[RECORD SET Boundary: Start]
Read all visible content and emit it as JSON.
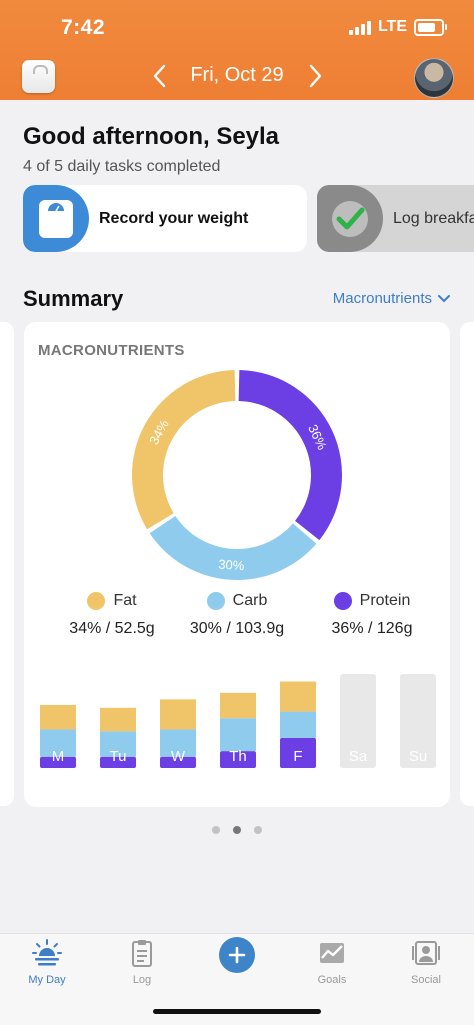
{
  "status": {
    "time": "7:42",
    "network": "LTE"
  },
  "header": {
    "date": "Fri, Oct 29"
  },
  "greeting": {
    "title": "Good afternoon, Seyla",
    "subtitle": "4 of 5 daily tasks completed"
  },
  "tasks": [
    {
      "label": "Record your weight",
      "done": false
    },
    {
      "label": "Log breakfast",
      "done": true
    }
  ],
  "summary": {
    "title": "Summary",
    "dropdown": "Macronutrients",
    "card_title": "MACRONUTRIENTS"
  },
  "colors": {
    "fat": "#f0c468",
    "carb": "#8ecbed",
    "protein": "#6b3fe4",
    "empty": "#e8e8e8",
    "accent": "#3d7ec7",
    "header": "#ef8338"
  },
  "chart_data": [
    {
      "type": "pie",
      "title": "MACRONUTRIENTS",
      "series": [
        {
          "name": "Fat",
          "value": 34,
          "label": "34%",
          "detail": "34% / 52.5g",
          "color": "#f0c468"
        },
        {
          "name": "Carb",
          "value": 30,
          "label": "30%",
          "detail": "30% / 103.9g",
          "color": "#8ecbed"
        },
        {
          "name": "Protein",
          "value": 36,
          "label": "36%",
          "detail": "36% / 126g",
          "color": "#6b3fe4"
        }
      ]
    },
    {
      "type": "bar",
      "stacked": true,
      "categories": [
        "M",
        "Tu",
        "W",
        "Th",
        "F",
        "Sa",
        "Su"
      ],
      "series": [
        {
          "name": "Protein",
          "values": [
            12,
            12,
            12,
            18,
            32,
            0,
            0
          ]
        },
        {
          "name": "Carb",
          "values": [
            29,
            27,
            29,
            35,
            28,
            0,
            0
          ]
        },
        {
          "name": "Fat",
          "values": [
            26,
            25,
            32,
            27,
            32,
            0,
            0
          ]
        }
      ],
      "ylim": [
        0,
        100
      ]
    }
  ],
  "pager": {
    "count": 3,
    "active": 1
  },
  "tabs": [
    {
      "id": "myday",
      "label": "My Day",
      "active": true
    },
    {
      "id": "log",
      "label": "Log",
      "active": false
    },
    {
      "id": "goals",
      "label": "Goals",
      "active": false
    },
    {
      "id": "social",
      "label": "Social",
      "active": false
    }
  ]
}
[RECORD SET Boundary: End]
= WHAT TO DO =
Check each line of the records above, and copy those that hold the word "tasks".

= SOLVED PROBLEM =
    "subtitle": "4 of 5 daily tasks completed"
  "tasks": [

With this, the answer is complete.